▸ TO BE DONE:
**A)** Print the essay about retail word for word from start to finish.
**B)** Output everything from the start of the records down to the line containing "commentary-line: o silenzio", both ends included, exactly as it appears.

▸ TEXT TO READ:
--- --- ---

The Ever-Changing Face of Retail

Yesterday, I stopped by the mall in the evening to return a fleece that I bought the week before. I was awestruck that the mall was completely empty. When I was a bit younger, it would have been nearly impossible to find a parking space at that time of day!

My very first jobs were in retail, working in shopping malls. My first “real” job was working at JCPenney in the catalog department. It was gruelling (and boring,) but I learned a lot. I learned how not to run a business, and I learned the importance of easy-to-understand systems for maintaining order in a large organization. I didn’t last long at the job, because my boss, Rhodie, wouldn’t let me out on to the sales floor unless I cut my hair. I refused to cut my hair (and frankly, it wasn’t that long to begin with.) Keep in mind, this was the mid 1980s, when JCPenney was a retail behemoth and IBM culture (á la Army-rigid culture) dominated corporate America.

--- --- ---

▸ RECORD EXCERPTS:
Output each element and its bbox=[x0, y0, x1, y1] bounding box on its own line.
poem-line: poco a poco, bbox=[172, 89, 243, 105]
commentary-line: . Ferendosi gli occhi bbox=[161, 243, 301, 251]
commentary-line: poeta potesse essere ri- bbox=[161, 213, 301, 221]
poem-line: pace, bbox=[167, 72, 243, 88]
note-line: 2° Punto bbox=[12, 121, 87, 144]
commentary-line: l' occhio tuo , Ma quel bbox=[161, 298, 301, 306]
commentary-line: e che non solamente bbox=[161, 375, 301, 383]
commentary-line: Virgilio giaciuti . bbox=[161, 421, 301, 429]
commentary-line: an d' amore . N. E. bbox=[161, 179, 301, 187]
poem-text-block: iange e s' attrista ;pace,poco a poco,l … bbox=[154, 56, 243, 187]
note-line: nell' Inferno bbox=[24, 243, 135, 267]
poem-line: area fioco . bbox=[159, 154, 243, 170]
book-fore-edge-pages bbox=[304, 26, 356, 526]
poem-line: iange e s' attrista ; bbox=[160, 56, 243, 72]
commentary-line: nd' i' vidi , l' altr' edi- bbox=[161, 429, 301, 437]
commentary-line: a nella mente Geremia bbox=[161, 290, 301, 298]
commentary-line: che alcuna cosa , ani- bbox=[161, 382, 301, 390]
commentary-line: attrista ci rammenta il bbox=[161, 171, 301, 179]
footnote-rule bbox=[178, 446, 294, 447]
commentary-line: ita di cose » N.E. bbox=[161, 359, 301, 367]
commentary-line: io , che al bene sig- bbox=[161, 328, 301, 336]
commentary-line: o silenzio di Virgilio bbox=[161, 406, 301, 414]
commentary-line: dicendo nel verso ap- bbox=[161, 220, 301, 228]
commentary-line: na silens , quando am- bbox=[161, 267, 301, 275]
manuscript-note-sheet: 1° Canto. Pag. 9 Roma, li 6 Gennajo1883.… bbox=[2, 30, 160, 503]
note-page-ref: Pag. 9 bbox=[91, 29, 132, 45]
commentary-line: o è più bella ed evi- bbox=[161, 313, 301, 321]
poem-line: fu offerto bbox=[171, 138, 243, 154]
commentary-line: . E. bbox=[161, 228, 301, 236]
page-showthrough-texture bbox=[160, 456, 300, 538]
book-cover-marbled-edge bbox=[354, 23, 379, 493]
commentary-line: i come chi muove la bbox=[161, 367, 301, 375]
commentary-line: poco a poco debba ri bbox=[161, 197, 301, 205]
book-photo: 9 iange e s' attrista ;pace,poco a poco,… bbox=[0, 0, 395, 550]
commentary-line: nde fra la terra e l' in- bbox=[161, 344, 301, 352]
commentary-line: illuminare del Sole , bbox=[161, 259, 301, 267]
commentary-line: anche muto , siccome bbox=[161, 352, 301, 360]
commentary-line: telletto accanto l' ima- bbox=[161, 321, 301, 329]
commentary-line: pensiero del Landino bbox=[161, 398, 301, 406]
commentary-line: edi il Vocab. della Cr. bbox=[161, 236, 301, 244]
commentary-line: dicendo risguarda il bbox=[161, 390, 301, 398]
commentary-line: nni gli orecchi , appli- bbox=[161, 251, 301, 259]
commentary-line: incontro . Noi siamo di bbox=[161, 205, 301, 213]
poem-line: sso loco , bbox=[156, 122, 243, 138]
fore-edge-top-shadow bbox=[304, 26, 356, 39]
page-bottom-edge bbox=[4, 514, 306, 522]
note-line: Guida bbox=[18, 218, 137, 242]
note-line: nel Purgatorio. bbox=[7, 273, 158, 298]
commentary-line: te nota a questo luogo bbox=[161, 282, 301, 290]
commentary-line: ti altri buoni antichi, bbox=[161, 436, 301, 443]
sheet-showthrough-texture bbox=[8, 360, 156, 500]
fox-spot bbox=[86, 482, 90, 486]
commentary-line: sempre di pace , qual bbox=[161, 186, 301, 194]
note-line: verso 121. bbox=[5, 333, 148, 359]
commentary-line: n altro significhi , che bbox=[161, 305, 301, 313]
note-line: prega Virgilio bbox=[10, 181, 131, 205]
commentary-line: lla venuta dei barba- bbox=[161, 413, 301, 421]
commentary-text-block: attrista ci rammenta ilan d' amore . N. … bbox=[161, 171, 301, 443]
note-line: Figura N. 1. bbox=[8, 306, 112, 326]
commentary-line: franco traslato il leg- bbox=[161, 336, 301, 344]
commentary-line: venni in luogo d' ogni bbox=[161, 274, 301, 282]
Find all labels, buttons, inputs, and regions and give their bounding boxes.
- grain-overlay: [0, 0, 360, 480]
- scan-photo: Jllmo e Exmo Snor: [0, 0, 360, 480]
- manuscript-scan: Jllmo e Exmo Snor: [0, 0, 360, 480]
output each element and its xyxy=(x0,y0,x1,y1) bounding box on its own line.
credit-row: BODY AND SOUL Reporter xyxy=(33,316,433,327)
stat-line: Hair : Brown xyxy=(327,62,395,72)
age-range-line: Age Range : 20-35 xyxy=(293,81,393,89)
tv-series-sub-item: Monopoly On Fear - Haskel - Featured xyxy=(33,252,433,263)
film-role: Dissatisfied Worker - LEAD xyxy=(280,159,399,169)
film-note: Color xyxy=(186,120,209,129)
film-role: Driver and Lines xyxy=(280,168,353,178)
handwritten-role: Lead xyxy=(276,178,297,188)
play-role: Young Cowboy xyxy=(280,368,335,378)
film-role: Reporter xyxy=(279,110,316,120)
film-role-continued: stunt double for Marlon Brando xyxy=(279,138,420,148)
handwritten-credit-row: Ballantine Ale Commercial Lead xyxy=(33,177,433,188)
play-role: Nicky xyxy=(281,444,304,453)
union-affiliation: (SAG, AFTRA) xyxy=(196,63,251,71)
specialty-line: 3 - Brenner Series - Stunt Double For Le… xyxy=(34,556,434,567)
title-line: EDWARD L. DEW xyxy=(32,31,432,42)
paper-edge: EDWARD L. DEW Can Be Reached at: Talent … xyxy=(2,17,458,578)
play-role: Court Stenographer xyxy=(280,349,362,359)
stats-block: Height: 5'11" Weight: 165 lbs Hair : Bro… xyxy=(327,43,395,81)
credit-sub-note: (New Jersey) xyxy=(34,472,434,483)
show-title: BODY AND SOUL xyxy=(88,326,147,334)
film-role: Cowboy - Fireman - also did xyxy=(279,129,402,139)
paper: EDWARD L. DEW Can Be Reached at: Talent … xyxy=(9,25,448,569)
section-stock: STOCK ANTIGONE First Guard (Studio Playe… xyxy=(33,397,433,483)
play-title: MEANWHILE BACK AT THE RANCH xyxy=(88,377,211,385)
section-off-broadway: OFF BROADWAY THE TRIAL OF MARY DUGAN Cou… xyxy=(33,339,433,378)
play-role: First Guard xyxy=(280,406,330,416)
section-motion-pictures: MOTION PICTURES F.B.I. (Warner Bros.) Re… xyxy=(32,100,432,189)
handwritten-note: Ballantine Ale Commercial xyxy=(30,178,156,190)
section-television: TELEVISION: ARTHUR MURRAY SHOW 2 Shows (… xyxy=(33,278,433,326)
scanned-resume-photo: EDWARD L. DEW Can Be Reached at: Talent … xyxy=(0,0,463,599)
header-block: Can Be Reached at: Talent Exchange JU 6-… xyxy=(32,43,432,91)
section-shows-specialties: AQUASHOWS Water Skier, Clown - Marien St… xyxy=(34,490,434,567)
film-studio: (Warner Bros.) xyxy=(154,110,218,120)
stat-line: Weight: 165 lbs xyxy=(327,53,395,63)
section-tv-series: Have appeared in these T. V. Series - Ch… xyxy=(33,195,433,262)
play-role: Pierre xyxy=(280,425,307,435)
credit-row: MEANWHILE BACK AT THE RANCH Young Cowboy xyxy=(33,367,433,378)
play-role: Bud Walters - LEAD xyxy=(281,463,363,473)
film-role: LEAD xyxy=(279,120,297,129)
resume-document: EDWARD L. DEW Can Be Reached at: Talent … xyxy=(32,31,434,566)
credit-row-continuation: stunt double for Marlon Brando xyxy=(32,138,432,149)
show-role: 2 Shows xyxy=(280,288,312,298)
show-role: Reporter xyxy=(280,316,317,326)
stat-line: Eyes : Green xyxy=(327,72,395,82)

--- --- ---

▸ EXERCISE ANSWERS:
**A)**
The Ever-Changing Face of Retail

Yesterday, I stopped by the mall in the evening to return a fleece that I bought the week before. I was awestruck that the mall was completely empty. When I was a bit younger, it would have been nearly impossible to find a parking space at that time of day!

My very first jobs were in retail, working in shopping malls. My first “real” job was working at JCPenney in the catalog department. It was gruelling (and boring,) but I learned a lot. I learned how not to run a business, and I learned the importance of easy-to-understand systems for maintaining order in a large organization. I didn’t last long at the job, because my boss, Rhodie, wouldn’t let me out on to the sales floor unless I cut my hair. I refused to cut my hair (and frankly, it wasn’t that long to begin with.) Keep in mind, this was the mid 1980s, when JCPenney was a retail behemoth and IBM culture (á la Army-rigid culture) dominated corporate America.

**B)**
Output each element and its bbox=[x0, y0, x1, y1] bounding box on its own line.
poem-line: poco a poco, bbox=[172, 89, 243, 105]
commentary-line: . Ferendosi gli occhi bbox=[161, 243, 301, 251]
commentary-line: poeta potesse essere ri- bbox=[161, 213, 301, 221]
poem-line: pace, bbox=[167, 72, 243, 88]
note-line: 2° Punto bbox=[12, 121, 87, 144]
commentary-line: l' occhio tuo , Ma quel bbox=[161, 298, 301, 306]
commentary-line: e che non solamente bbox=[161, 375, 301, 383]
commentary-line: Virgilio giaciuti . bbox=[161, 421, 301, 429]
commentary-line: an d' amore . N. E. bbox=[161, 179, 301, 187]
poem-text-block: iange e s' attrista ;pace,poco a poco,l … bbox=[154, 56, 243, 187]
note-line: nell' Inferno bbox=[24, 243, 135, 267]
poem-line: area fioco . bbox=[159, 154, 243, 170]
book-fore-edge-pages bbox=[304, 26, 356, 526]
poem-line: iange e s' attrista ; bbox=[160, 56, 243, 72]
commentary-line: nd' i' vidi , l' altr' edi- bbox=[161, 429, 301, 437]
commentary-line: a nella mente Geremia bbox=[161, 290, 301, 298]
commentary-line: che alcuna cosa , ani- bbox=[161, 382, 301, 390]
commentary-line: attrista ci rammenta il bbox=[161, 171, 301, 179]
footnote-rule bbox=[178, 446, 294, 447]
commentary-line: ita di cose » N.E. bbox=[161, 359, 301, 367]
commentary-line: io , che al bene sig- bbox=[161, 328, 301, 336]
commentary-line: o silenzio di Virgilio bbox=[161, 406, 301, 414]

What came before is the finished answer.